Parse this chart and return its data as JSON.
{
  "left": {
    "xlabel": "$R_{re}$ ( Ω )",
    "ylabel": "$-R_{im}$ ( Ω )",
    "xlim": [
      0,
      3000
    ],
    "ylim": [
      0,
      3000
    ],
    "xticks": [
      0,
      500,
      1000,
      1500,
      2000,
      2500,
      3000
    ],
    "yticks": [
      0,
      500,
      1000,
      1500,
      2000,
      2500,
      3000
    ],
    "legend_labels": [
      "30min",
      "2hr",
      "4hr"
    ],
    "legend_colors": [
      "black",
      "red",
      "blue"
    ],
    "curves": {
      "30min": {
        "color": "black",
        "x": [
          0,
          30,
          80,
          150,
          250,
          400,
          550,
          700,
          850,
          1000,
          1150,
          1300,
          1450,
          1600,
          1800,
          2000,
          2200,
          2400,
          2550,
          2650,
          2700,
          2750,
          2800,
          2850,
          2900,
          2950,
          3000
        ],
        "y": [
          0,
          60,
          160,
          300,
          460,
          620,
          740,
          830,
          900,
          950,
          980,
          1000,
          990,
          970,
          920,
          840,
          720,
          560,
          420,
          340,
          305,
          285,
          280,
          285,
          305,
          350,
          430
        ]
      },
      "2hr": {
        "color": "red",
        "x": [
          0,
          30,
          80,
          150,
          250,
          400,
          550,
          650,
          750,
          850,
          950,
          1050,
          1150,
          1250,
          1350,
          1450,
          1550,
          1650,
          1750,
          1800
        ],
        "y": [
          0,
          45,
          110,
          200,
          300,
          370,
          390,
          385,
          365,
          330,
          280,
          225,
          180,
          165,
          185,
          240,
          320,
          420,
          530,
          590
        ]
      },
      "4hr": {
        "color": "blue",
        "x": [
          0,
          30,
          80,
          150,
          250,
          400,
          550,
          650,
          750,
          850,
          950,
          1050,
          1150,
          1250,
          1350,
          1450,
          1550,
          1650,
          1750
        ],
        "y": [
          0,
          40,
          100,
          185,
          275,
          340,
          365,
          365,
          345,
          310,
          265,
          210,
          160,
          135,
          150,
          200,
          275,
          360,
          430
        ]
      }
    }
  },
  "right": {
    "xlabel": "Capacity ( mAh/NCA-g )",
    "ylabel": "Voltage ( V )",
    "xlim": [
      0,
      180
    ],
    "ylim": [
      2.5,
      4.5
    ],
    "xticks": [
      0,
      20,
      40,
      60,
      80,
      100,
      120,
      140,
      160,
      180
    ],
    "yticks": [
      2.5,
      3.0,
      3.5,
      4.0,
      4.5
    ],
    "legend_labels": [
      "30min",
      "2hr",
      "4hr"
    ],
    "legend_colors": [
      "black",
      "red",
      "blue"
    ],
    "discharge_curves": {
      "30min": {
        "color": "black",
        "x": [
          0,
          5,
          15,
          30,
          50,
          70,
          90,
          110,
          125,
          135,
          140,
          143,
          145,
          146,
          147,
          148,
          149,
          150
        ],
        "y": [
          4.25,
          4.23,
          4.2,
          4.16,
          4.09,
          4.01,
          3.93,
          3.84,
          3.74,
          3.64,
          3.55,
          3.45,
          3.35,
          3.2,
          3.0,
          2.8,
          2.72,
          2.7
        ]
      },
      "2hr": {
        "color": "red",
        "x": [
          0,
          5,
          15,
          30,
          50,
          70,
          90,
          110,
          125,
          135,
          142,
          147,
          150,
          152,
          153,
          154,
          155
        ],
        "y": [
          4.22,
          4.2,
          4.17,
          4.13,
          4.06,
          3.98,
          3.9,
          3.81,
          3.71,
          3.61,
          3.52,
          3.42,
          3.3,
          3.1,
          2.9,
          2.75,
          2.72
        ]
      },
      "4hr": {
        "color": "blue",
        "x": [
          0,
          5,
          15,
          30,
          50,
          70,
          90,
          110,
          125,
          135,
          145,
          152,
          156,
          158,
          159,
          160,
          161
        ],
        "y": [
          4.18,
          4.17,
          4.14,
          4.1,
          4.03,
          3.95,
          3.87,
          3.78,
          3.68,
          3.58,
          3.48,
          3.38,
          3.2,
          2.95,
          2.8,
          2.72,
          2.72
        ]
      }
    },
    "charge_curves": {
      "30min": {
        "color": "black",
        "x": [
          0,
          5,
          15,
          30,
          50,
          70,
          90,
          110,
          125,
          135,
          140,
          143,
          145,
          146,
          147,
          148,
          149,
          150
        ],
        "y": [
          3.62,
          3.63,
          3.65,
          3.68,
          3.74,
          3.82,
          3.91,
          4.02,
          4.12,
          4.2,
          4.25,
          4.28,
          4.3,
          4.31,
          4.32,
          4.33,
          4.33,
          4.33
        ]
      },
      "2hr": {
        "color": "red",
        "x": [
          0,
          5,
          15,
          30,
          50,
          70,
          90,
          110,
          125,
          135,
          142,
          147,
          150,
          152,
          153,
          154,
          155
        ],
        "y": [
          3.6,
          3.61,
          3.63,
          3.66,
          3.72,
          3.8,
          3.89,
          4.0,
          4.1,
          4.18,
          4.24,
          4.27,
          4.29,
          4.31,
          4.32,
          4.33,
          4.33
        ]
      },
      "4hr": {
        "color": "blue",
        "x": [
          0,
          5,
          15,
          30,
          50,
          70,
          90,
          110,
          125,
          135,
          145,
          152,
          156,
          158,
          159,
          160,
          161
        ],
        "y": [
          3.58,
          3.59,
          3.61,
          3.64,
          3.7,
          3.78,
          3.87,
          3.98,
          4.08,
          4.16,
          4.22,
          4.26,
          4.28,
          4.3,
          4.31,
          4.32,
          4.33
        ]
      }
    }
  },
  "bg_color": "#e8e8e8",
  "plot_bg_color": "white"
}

========================================================================

_The problem_
Print the material above once more, exactly.

_Exercise solution_
Parse this chart and return its data as JSON.
{
  "left": {
    "xlabel": "$R_{re}$ ( Ω )",
    "ylabel": "$-R_{im}$ ( Ω )",
    "xlim": [
      0,
      3000
    ],
    "ylim": [
      0,
      3000
    ],
    "xticks": [
      0,
      500,
      1000,
      1500,
      2000,
      2500,
      3000
    ],
    "yticks": [
      0,
      500,
      1000,
      1500,
      2000,
      2500,
      3000
    ],
    "legend_labels": [
      "30min",
      "2hr",
      "4hr"
    ],
    "legend_colors": [
      "black",
      "red",
      "blue"
    ],
    "curves": {
      "30min": {
        "color": "black",
        "x": [
          0,
          30,
          80,
          150,
          250,
          400,
          550,
          700,
          850,
          1000,
          1150,
          1300,
          1450,
          1600,
          1800,
          2000,
          2200,
          2400,
          2550,
          2650,
          2700,
          2750,
          2800,
          2850,
          2900,
          2950,
          3000
        ],
        "y": [
          0,
          60,
          160,
          300,
          460,
          620,
          740,
          830,
          900,
          950,
          980,
          1000,
          990,
          970,
          920,
          840,
          720,
          560,
          420,
          340,
          305,
          285,
          280,
          285,
          305,
          350,
          430
        ]
      },
      "2hr": {
        "color": "red",
        "x": [
          0,
          30,
          80,
          150,
          250,
          400,
          550,
          650,
          750,
          850,
          950,
          1050,
          1150,
          1250,
          1350,
          1450,
          1550,
          1650,
          1750,
          1800
        ],
        "y": [
          0,
          45,
          110,
          200,
          300,
          370,
          390,
          385,
          365,
          330,
          280,
          225,
          180,
          165,
          185,
          240,
          320,
          420,
          530,
          590
        ]
      },
      "4hr": {
        "color": "blue",
        "x": [
          0,
          30,
          80,
          150,
          250,
          400,
          550,
          650,
          750,
          850,
          950,
          1050,
          1150,
          1250,
          1350,
          1450,
          1550,
          1650,
          1750
        ],
        "y": [
          0,
          40,
          100,
          185,
          275,
          340,
          365,
          365,
          345,
          310,
          265,
          210,
          160,
          135,
          150,
          200,
          275,
          360,
          430
        ]
      }
    }
  },
  "right": {
    "xlabel": "Capacity ( mAh/NCA-g )",
    "ylabel": "Voltage ( V )",
    "xlim": [
      0,
      180
    ],
    "ylim": [
      2.5,
      4.5
    ],
    "xticks": [
      0,
      20,
      40,
      60,
      80,
      100,
      120,
      140,
      160,
      180
    ],
    "yticks": [
      2.5,
      3.0,
      3.5,
      4.0,
      4.5
    ],
    "legend_labels": [
      "30min",
      "2hr",
      "4hr"
    ],
    "legend_colors": [
      "black",
      "red",
      "blue"
    ],
    "discharge_curves": {
      "30min": {
        "color": "black",
        "x": [
          0,
          5,
          15,
          30,
          50,
          70,
          90,
          110,
          125,
          135,
          140,
          143,
          145,
          146,
          147,
          148,
          149,
          150
        ],
        "y": [
          4.25,
          4.23,
          4.2,
          4.16,
          4.09,
          4.01,
          3.93,
          3.84,
          3.74,
          3.64,
          3.55,
          3.45,
          3.35,
          3.2,
          3.0,
          2.8,
          2.72,
          2.7
        ]
      },
      "2hr": {
        "color": "red",
        "x": [
          0,
          5,
          15,
          30,
          50,
          70,
          90,
          110,
          125,
          135,
          142,
          147,
          150,
          152,
          153,
          154,
          155
        ],
        "y": [
          4.22,
          4.2,
          4.17,
          4.13,
          4.06,
          3.98,
          3.9,
          3.81,
          3.71,
          3.61,
          3.52,
          3.42,
          3.3,
          3.1,
          2.9,
          2.75,
          2.72
        ]
      },
      "4hr": {
        "color": "blue",
        "x": [
          0,
          5,
          15,
          30,
          50,
          70,
          90,
          110,
          125,
          135,
          145,
          152,
          156,
          158,
          159,
          160,
          161
        ],
        "y": [
          4.18,
          4.17,
          4.14,
          4.1,
          4.03,
          3.95,
          3.87,
          3.78,
          3.68,
          3.58,
          3.48,
          3.38,
          3.2,
          2.95,
          2.8,
          2.72,
          2.72
        ]
      }
    },
    "charge_curves": {
      "30min": {
        "color": "black",
        "x": [
          0,
          5,
          15,
          30,
          50,
          70,
          90,
          110,
          125,
          135,
          140,
          143,
          145,
          146,
          147,
          148,
          149,
          150
        ],
        "y": [
          3.62,
          3.63,
          3.65,
          3.68,
          3.74,
          3.82,
          3.91,
          4.02,
          4.12,
          4.2,
          4.25,
          4.28,
          4.3,
          4.31,
          4.32,
          4.33,
          4.33,
          4.33
        ]
      },
      "2hr": {
        "color": "red",
        "x": [
          0,
          5,
          15,
          30,
          50,
          70,
          90,
          110,
          125,
          135,
          142,
          147,
          150,
          152,
          153,
          154,
          155
        ],
        "y": [
          3.6,
          3.61,
          3.63,
          3.66,
          3.72,
          3.8,
          3.89,
          4.0,
          4.1,
          4.18,
          4.24,
          4.27,
          4.29,
          4.31,
          4.32,
          4.33,
          4.33
        ]
      },
      "4hr": {
        "color": "blue",
        "x": [
          0,
          5,
          15,
          30,
          50,
          70,
          90,
          110,
          125,
          135,
          145,
          152,
          156,
          158,
          159,
          160,
          161
        ],
        "y": [
          3.58,
          3.59,
          3.61,
          3.64,
          3.7,
          3.78,
          3.87,
          3.98,
          4.08,
          4.16,
          4.22,
          4.26,
          4.28,
          4.3,
          4.31,
          4.32,
          4.33
        ]
      }
    }
  },
  "bg_color": "#e8e8e8",
  "plot_bg_color": "white"
}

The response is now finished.